╭──

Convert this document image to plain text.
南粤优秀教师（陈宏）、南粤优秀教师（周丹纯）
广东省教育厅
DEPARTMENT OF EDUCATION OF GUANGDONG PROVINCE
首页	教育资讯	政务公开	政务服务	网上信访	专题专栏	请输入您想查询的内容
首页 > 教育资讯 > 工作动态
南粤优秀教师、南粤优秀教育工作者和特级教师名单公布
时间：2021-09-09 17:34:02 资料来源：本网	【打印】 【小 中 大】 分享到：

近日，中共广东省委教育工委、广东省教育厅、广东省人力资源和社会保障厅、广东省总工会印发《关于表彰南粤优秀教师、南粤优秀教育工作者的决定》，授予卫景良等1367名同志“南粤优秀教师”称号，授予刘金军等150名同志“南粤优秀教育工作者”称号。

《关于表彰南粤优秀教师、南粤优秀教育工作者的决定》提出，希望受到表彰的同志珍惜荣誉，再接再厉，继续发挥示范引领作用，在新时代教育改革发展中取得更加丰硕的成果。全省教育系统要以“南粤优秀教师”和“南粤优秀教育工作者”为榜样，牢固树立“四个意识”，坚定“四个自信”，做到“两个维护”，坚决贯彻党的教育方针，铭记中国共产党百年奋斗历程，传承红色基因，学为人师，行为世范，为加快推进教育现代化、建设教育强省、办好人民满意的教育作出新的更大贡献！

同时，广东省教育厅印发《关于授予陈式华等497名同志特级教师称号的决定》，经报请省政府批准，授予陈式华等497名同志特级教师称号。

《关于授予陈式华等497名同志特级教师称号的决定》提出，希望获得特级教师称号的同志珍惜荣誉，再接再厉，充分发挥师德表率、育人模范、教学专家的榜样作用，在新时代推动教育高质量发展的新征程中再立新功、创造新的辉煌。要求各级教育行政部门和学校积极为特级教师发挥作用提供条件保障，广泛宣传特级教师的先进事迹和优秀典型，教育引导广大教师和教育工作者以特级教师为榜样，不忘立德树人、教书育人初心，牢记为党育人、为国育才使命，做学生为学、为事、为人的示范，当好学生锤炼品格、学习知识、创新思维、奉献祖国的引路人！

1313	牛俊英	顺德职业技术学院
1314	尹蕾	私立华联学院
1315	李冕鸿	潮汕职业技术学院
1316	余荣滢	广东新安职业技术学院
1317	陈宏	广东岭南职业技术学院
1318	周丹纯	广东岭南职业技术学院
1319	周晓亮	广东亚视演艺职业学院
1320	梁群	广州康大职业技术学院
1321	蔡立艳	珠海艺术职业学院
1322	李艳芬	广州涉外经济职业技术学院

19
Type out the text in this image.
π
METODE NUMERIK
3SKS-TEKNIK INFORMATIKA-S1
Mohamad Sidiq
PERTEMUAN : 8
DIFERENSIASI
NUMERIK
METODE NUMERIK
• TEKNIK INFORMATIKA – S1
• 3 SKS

╰──

Stated exercise:
State only the number of lines in these entries that contain "再接再厉".

Solved problem:
2